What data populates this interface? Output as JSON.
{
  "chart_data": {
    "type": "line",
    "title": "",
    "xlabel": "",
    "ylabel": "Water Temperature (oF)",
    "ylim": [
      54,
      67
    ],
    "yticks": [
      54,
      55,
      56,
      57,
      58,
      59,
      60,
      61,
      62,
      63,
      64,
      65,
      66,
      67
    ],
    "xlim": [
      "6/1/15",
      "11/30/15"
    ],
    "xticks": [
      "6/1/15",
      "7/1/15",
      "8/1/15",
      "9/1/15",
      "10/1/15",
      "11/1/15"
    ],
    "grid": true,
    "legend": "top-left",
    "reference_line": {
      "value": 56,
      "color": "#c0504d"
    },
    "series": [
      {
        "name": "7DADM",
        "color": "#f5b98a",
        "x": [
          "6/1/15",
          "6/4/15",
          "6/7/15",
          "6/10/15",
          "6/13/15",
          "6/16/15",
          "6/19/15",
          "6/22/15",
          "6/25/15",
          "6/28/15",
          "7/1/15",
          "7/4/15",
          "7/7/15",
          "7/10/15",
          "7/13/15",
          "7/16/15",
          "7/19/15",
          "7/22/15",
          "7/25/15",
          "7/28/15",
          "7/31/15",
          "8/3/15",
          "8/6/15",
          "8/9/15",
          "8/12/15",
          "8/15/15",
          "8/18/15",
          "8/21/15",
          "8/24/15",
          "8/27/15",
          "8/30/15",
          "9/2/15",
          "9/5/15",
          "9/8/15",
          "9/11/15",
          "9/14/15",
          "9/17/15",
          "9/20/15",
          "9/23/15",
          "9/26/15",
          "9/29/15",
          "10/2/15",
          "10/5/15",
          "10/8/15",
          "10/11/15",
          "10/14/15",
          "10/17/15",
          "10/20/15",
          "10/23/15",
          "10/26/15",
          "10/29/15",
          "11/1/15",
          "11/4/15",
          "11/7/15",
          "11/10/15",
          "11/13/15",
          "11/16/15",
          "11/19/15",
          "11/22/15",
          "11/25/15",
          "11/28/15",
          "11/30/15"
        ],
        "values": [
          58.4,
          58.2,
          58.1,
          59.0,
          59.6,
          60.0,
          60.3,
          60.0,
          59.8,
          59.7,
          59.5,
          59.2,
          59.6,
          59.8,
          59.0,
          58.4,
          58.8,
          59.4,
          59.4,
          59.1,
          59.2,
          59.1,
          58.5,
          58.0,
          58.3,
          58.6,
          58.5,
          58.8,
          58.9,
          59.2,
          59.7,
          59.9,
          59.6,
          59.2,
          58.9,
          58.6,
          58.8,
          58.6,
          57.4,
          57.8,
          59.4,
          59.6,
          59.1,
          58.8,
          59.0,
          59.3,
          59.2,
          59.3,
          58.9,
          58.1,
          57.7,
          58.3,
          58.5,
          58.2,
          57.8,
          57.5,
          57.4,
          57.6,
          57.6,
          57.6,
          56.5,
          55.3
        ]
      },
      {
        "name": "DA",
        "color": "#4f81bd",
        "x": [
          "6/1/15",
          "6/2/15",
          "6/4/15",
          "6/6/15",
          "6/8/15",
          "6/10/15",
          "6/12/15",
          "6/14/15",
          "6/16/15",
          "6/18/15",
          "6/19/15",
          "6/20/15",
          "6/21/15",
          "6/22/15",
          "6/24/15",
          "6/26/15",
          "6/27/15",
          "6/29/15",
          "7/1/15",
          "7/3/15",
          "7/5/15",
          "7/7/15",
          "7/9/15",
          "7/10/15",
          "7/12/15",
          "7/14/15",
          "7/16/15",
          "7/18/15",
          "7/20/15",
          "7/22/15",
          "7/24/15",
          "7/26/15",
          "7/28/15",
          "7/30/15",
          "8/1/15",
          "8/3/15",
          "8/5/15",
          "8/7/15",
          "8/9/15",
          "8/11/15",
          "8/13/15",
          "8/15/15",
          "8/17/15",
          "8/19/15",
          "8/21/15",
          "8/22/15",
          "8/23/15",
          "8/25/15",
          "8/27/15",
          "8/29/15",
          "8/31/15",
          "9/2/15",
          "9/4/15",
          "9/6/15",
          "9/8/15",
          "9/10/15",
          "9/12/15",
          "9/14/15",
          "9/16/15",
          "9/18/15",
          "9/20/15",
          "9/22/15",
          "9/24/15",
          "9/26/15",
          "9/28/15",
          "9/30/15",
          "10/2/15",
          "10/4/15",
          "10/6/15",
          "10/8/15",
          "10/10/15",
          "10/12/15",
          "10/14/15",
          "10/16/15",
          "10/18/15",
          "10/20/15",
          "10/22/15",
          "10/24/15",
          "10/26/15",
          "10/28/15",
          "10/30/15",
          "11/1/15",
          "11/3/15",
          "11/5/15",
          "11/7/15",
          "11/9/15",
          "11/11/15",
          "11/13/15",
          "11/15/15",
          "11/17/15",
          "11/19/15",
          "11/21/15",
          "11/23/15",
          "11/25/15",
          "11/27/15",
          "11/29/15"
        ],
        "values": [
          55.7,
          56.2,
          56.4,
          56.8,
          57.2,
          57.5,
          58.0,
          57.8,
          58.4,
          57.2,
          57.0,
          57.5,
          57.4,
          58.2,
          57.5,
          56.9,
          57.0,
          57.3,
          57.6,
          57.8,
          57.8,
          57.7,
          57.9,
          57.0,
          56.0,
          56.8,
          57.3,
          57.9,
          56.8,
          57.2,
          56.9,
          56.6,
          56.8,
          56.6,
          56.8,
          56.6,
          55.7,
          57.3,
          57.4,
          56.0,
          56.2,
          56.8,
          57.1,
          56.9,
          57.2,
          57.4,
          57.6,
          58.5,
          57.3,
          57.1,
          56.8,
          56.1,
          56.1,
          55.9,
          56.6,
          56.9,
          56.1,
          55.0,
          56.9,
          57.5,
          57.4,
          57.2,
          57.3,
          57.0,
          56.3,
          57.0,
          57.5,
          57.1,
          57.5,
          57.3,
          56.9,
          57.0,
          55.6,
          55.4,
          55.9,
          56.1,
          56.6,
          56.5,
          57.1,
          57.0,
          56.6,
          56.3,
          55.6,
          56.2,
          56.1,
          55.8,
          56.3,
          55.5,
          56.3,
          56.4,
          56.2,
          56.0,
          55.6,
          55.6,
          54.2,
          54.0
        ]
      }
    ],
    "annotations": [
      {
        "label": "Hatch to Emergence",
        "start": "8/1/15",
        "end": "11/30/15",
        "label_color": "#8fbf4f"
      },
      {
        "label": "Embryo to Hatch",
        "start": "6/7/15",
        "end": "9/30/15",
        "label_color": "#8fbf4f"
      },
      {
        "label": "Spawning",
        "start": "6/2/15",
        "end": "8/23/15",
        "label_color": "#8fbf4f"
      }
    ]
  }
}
######
▸ **Given instruction**: Exact output of every entry is required.

▸ **Solution to this task**:
What data populates this interface? Output as JSON.
{
  "chart_data": {
    "type": "line",
    "title": "",
    "xlabel": "",
    "ylabel": "Water Temperature (oF)",
    "ylim": [
      54,
      67
    ],
    "yticks": [
      54,
      55,
      56,
      57,
      58,
      59,
      60,
      61,
      62,
      63,
      64,
      65,
      66,
      67
    ],
    "xlim": [
      "6/1/15",
      "11/30/15"
    ],
    "xticks": [
      "6/1/15",
      "7/1/15",
      "8/1/15",
      "9/1/15",
      "10/1/15",
      "11/1/15"
    ],
    "grid": true,
    "legend": "top-left",
    "reference_line": {
      "value": 56,
      "color": "#c0504d"
    },
    "series": [
      {
        "name": "7DADM",
        "color": "#f5b98a",
        "x": [
          "6/1/15",
          "6/4/15",
          "6/7/15",
          "6/10/15",
          "6/13/15",
          "6/16/15",
          "6/19/15",
          "6/22/15",
          "6/25/15",
          "6/28/15",
          "7/1/15",
          "7/4/15",
          "7/7/15",
          "7/10/15",
          "7/13/15",
          "7/16/15",
          "7/19/15",
          "7/22/15",
          "7/25/15",
          "7/28/15",
          "7/31/15",
          "8/3/15",
          "8/6/15",
          "8/9/15",
          "8/12/15",
          "8/15/15",
          "8/18/15",
          "8/21/15",
          "8/24/15",
          "8/27/15",
          "8/30/15",
          "9/2/15",
          "9/5/15",
          "9/8/15",
          "9/11/15",
          "9/14/15",
          "9/17/15",
          "9/20/15",
          "9/23/15",
          "9/26/15",
          "9/29/15",
          "10/2/15",
          "10/5/15",
          "10/8/15",
          "10/11/15",
          "10/14/15",
          "10/17/15",
          "10/20/15",
          "10/23/15",
          "10/26/15",
          "10/29/15",
          "11/1/15",
          "11/4/15",
          "11/7/15",
          "11/10/15",
          "11/13/15",
          "11/16/15",
          "11/19/15",
          "11/22/15",
          "11/25/15",
          "11/28/15",
          "11/30/15"
        ],
        "values": [
          58.4,
          58.2,
          58.1,
          59.0,
          59.6,
          60.0,
          60.3,
          60.0,
          59.8,
          59.7,
          59.5,
          59.2,
          59.6,
          59.8,
          59.0,
          58.4,
          58.8,
          59.4,
          59.4,
          59.1,
          59.2,
          59.1,
          58.5,
          58.0,
          58.3,
          58.6,
          58.5,
          58.8,
          58.9,
          59.2,
          59.7,
          59.9,
          59.6,
          59.2,
          58.9,
          58.6,
          58.8,
          58.6,
          57.4,
          57.8,
          59.4,
          59.6,
          59.1,
          58.8,
          59.0,
          59.3,
          59.2,
          59.3,
          58.9,
          58.1,
          57.7,
          58.3,
          58.5,
          58.2,
          57.8,
          57.5,
          57.4,
          57.6,
          57.6,
          57.6,
          56.5,
          55.3
        ]
      },
      {
        "name": "DA",
        "color": "#4f81bd",
        "x": [
          "6/1/15",
          "6/2/15",
          "6/4/15",
          "6/6/15",
          "6/8/15",
          "6/10/15",
          "6/12/15",
          "6/14/15",
          "6/16/15",
          "6/18/15",
          "6/19/15",
          "6/20/15",
          "6/21/15",
          "6/22/15",
          "6/24/15",
          "6/26/15",
          "6/27/15",
          "6/29/15",
          "7/1/15",
          "7/3/15",
          "7/5/15",
          "7/7/15",
          "7/9/15",
          "7/10/15",
          "7/12/15",
          "7/14/15",
          "7/16/15",
          "7/18/15",
          "7/20/15",
          "7/22/15",
          "7/24/15",
          "7/26/15",
          "7/28/15",
          "7/30/15",
          "8/1/15",
          "8/3/15",
          "8/5/15",
          "8/7/15",
          "8/9/15",
          "8/11/15",
          "8/13/15",
          "8/15/15",
          "8/17/15",
          "8/19/15",
          "8/21/15",
          "8/22/15",
          "8/23/15",
          "8/25/15",
          "8/27/15",
          "8/29/15",
          "8/31/15",
          "9/2/15",
          "9/4/15",
          "9/6/15",
          "9/8/15",
          "9/10/15",
          "9/12/15",
          "9/14/15",
          "9/16/15",
          "9/18/15",
          "9/20/15",
          "9/22/15",
          "9/24/15",
          "9/26/15",
          "9/28/15",
          "9/30/15",
          "10/2/15",
          "10/4/15",
          "10/6/15",
          "10/8/15",
          "10/10/15",
          "10/12/15",
          "10/14/15",
          "10/16/15",
          "10/18/15",
          "10/20/15",
          "10/22/15",
          "10/24/15",
          "10/26/15",
          "10/28/15",
          "10/30/15",
          "11/1/15",
          "11/3/15",
          "11/5/15",
          "11/7/15",
          "11/9/15",
          "11/11/15",
          "11/13/15",
          "11/15/15",
          "11/17/15",
          "11/19/15",
          "11/21/15",
          "11/23/15",
          "11/25/15",
          "11/27/15",
          "11/29/15"
        ],
        "values": [
          55.7,
          56.2,
          56.4,
          56.8,
          57.2,
          57.5,
          58.0,
          57.8,
          58.4,
          57.2,
          57.0,
          57.5,
          57.4,
          58.2,
          57.5,
          56.9,
          57.0,
          57.3,
          57.6,
          57.8,
          57.8,
          57.7,
          57.9,
          57.0,
          56.0,
          56.8,
          57.3,
          57.9,
          56.8,
          57.2,
          56.9,
          56.6,
          56.8,
          56.6,
          56.8,
          56.6,
          55.7,
          57.3,
          57.4,
          56.0,
          56.2,
          56.8,
          57.1,
          56.9,
          57.2,
          57.4,
          57.6,
          58.5,
          57.3,
          57.1,
          56.8,
          56.1,
          56.1,
          55.9,
          56.6,
          56.9,
          56.1,
          55.0,
          56.9,
          57.5,
          57.4,
          57.2,
          57.3,
          57.0,
          56.3,
          57.0,
          57.5,
          57.1,
          57.5,
          57.3,
          56.9,
          57.0,
          55.6,
          55.4,
          55.9,
          56.1,
          56.6,
          56.5,
          57.1,
          57.0,
          56.6,
          56.3,
          55.6,
          56.2,
          56.1,
          55.8,
          56.3,
          55.5,
          56.3,
          56.4,
          56.2,
          56.0,
          55.6,
          55.6,
          54.2,
          54.0
        ]
      }
    ],
    "annotations": [
      {
        "label": "Hatch to Emergence",
        "start": "8/1/15",
        "end": "11/30/15",
        "label_color": "#8fbf4f"
      },
      {
        "label": "Embryo to Hatch",
        "start": "6/7/15",
        "end": "9/30/15",
        "label_color": "#8fbf4f"
      },
      {
        "label": "Spawning",
        "start": "6/2/15",
        "end": "8/23/15",
        "label_color": "#8fbf4f"
      }
    ]
  }
}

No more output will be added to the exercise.